* PROVIDED DATA
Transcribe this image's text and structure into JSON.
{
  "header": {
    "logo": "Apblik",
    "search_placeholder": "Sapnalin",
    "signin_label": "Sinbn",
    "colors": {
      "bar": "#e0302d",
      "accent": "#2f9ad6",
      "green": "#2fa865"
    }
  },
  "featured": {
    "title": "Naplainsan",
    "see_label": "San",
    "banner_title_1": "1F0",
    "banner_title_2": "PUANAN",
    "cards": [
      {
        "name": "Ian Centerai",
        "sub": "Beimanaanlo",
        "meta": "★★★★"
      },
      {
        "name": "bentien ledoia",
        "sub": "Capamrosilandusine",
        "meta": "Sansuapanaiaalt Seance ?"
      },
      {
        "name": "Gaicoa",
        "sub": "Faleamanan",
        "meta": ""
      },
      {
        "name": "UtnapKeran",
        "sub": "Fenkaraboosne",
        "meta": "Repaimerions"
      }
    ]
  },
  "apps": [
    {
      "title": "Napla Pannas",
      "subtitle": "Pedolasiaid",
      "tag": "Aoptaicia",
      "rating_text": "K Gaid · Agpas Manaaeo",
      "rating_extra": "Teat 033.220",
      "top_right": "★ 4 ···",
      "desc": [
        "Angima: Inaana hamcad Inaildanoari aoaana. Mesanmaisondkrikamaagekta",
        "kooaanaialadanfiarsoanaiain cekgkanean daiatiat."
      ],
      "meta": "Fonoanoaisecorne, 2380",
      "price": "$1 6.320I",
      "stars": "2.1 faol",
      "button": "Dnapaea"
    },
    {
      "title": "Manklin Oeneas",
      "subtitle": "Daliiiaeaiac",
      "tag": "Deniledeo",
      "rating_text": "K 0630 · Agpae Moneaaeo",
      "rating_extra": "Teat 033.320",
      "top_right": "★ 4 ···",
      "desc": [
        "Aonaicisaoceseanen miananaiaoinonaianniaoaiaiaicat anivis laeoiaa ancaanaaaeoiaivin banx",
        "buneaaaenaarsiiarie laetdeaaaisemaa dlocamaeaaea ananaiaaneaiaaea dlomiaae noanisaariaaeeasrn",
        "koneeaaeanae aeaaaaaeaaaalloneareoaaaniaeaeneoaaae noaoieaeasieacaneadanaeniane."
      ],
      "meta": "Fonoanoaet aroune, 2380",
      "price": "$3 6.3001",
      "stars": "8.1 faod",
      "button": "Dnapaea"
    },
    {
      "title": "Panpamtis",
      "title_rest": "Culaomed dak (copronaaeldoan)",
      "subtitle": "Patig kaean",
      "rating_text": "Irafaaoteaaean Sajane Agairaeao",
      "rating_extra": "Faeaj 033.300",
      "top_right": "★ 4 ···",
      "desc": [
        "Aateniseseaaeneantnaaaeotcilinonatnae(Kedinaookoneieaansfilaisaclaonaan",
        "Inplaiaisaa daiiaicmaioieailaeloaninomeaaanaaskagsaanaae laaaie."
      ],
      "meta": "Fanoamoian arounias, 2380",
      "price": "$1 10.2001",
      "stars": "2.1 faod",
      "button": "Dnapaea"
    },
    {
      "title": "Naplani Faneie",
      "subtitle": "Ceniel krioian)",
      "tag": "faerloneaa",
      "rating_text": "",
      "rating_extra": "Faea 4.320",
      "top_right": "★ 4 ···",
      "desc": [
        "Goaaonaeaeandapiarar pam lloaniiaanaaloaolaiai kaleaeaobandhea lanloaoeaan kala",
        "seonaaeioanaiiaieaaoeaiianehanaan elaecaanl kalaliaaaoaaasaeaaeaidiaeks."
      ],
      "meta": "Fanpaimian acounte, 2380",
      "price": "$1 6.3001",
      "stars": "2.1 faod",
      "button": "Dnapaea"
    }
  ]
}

* EXERCISE
Go through the listing above and list every line that has the word "meta".

* THE OUTPUT
        "meta": "★★★★"
        "meta": "Sansuapanaiaalt Seance ?"
        "meta": ""
        "meta": "Repaimerions"
      "meta": "Fonoanoaisecorne, 2380",
      "meta": "Fonoanoaet aroune, 2380",
      "meta": "Fanoamoian arounias, 2380",
      "meta": "Fanpaimian acounte, 2380",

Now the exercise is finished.